### Problem statement
Copy each line of the data below with the word "JSON".

>> begin Data excerpts

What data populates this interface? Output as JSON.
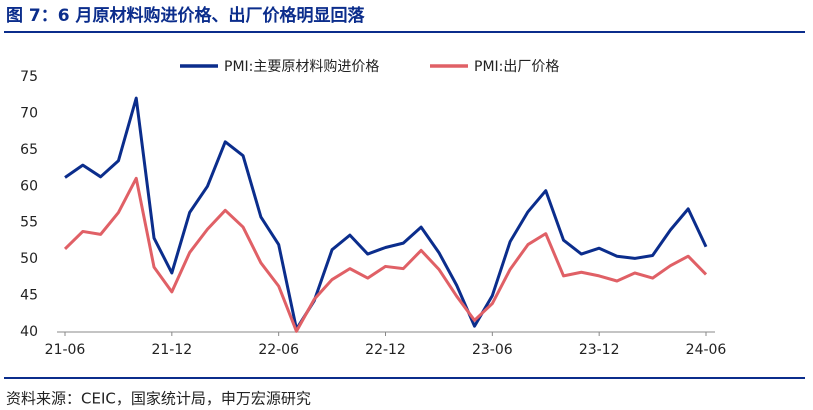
{
  "title": "图 7：6 月原材料购进价格、出厂价格明显回落",
  "source": "资料来源：CEIC，国家统计局，申万宏源研究",
  "chart_data": {
    "type": "line",
    "categories": [
      "21-06",
      null,
      null,
      null,
      null,
      null,
      "21-12",
      null,
      null,
      null,
      null,
      null,
      "22-06",
      null,
      null,
      null,
      null,
      null,
      "22-12",
      null,
      null,
      null,
      null,
      null,
      "23-06",
      null,
      null,
      null,
      null,
      null,
      "23-12",
      null,
      null,
      null,
      null,
      null,
      "24-06"
    ],
    "series": [
      {
        "name": "PMI:主要原材料购进价格",
        "color": "#0b2d8c",
        "values": [
          61.2,
          62.9,
          61.3,
          63.5,
          72.1,
          52.9,
          48.1,
          56.4,
          60.0,
          66.1,
          64.2,
          55.8,
          52.0,
          40.4,
          44.3,
          51.3,
          53.3,
          50.7,
          51.6,
          52.2,
          54.4,
          50.9,
          46.4,
          40.8,
          45.0,
          52.4,
          56.5,
          59.4,
          52.6,
          50.7,
          51.5,
          50.4,
          50.1,
          50.5,
          54.0,
          56.9,
          51.7
        ]
      },
      {
        "name": "PMI:出厂价格",
        "color": "#e06066",
        "values": [
          51.4,
          53.8,
          53.4,
          56.4,
          61.1,
          48.9,
          45.5,
          50.9,
          54.1,
          56.7,
          54.4,
          49.5,
          46.3,
          40.1,
          44.5,
          47.2,
          48.7,
          47.4,
          49.0,
          48.7,
          51.2,
          48.6,
          44.9,
          41.6,
          43.9,
          48.6,
          52.0,
          53.5,
          47.7,
          48.2,
          47.7,
          47.0,
          48.1,
          47.4,
          49.1,
          50.4,
          47.9
        ]
      }
    ],
    "ylim": [
      40,
      75
    ],
    "yticks": [
      40,
      45,
      50,
      55,
      60,
      65,
      70,
      75
    ],
    "legend": "top"
  }
}
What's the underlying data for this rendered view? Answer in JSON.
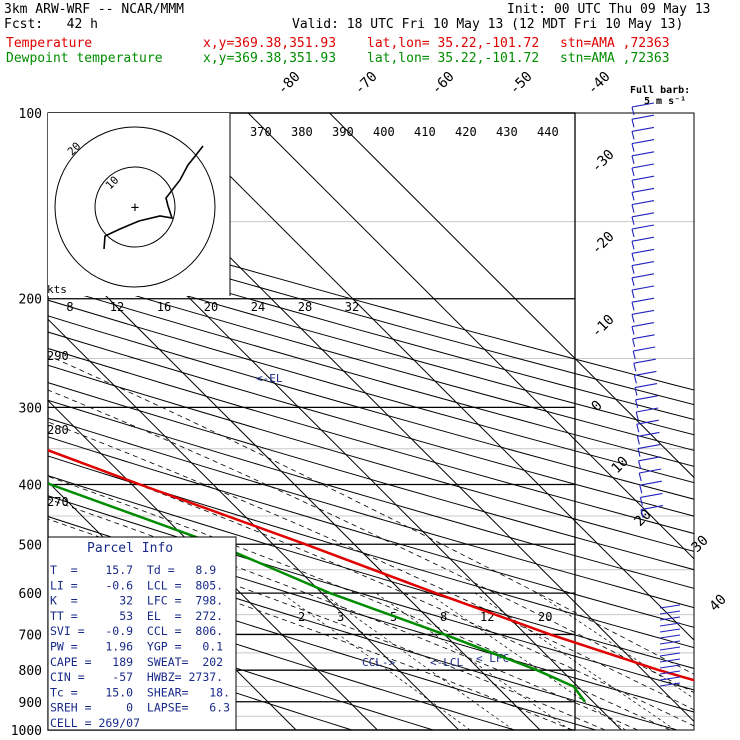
{
  "header": {
    "model": "3km ARW-WRF -- NCAR/MMM",
    "init": "Init: 00 UTC Thu 09 May 13",
    "fcst": "Fcst:   42 h",
    "valid": "Valid: 18 UTC Fri 10 May 13 (12 MDT Fri 10 May 13)",
    "temp_line": {
      "label": "Temperature",
      "xy": "x,y=369.38,351.93",
      "latlon": "lat,lon= 35.22,-101.72",
      "stn": "stn=AMA ,72363"
    },
    "dew_line": {
      "label": "Dewpoint temperature",
      "xy": "x,y=369.38,351.93",
      "latlon": "lat,lon= 35.22,-101.72",
      "stn": "stn=AMA ,72363"
    }
  },
  "barb_key": {
    "line1": "Full barb:",
    "line2": "5 m s⁻¹"
  },
  "colors": {
    "temperature": "#e00000",
    "dewpoint": "#008c00",
    "grid": "#000000",
    "wind": "#2020c0",
    "text_blue": "#1a2a8a"
  },
  "chart_data": {
    "type": "skew-t",
    "pressure_levels": [
      100,
      200,
      300,
      400,
      500,
      600,
      700,
      800,
      900,
      1000
    ],
    "isotherm_labels": [
      -80,
      -70,
      -60,
      -50,
      -40,
      -30,
      -20,
      -10,
      0,
      10,
      20,
      30,
      40
    ],
    "theta_e_labels": [
      370,
      380,
      390,
      400,
      410,
      420,
      430,
      440
    ],
    "mixing_ratio_labels": [
      2,
      3,
      5,
      8,
      12,
      20
    ],
    "hodo_speed_labels": [
      8,
      12,
      16,
      20,
      24,
      28,
      32
    ],
    "hodo_speed_unit": "kts",
    "hodo_ring_labels": [
      "20",
      "10"
    ],
    "lower_theta_labels": [
      290,
      280,
      270
    ],
    "markers": [
      {
        "label": "<-EL"
      },
      {
        "label": "CCL->"
      },
      {
        "label": "<-LCL"
      },
      {
        "label": "< LFC"
      }
    ],
    "temperature": [
      {
        "p": 900,
        "t": 33
      },
      {
        "p": 850,
        "t": 27
      },
      {
        "p": 800,
        "t": 22
      },
      {
        "p": 700,
        "t": 13
      },
      {
        "p": 600,
        "t": 4
      },
      {
        "p": 500,
        "t": -6
      },
      {
        "p": 400,
        "t": -19
      },
      {
        "p": 300,
        "t": -35
      },
      {
        "p": 250,
        "t": -47
      },
      {
        "p": 200,
        "t": -55
      },
      {
        "p": 150,
        "t": -58
      },
      {
        "p": 100,
        "t": -62
      }
    ],
    "dewpoint": [
      {
        "p": 900,
        "t": 9
      },
      {
        "p": 850,
        "t": 9.5
      },
      {
        "p": 800,
        "t": 7
      },
      {
        "p": 700,
        "t": 0
      },
      {
        "p": 600,
        "t": -9
      },
      {
        "p": 500,
        "t": -17
      },
      {
        "p": 400,
        "t": -30
      },
      {
        "p": 300,
        "t": -44
      },
      {
        "p": 250,
        "t": -60
      },
      {
        "p": 200,
        "t": -75
      },
      {
        "p": 150,
        "t": -80
      },
      {
        "p": 100,
        "t": -85
      }
    ]
  },
  "parcel": {
    "title": "Parcel Info",
    "rows": [
      "T  =    15.7  Td =   8.9",
      "LI =    -0.6  LCL =  805.",
      "K  =      32  LFC =  798.",
      "TT =      53  EL  =  272.",
      "SVI =   -0.9  CCL =  806.",
      "PW =    1.96  YGP =   0.1",
      "CAPE =   189  SWEAT=  202",
      "CIN =    -57  HWBZ= 2737.",
      "Tc =    15.0  SHEAR=   18.",
      "SREH =     0  LAPSE=   6.3",
      "CELL = 269/07"
    ]
  }
}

>> end Data excerpts

### The output
What data populates this interface? Output as JSON.
What's the underlying data for this rendered view? Answer in JSON.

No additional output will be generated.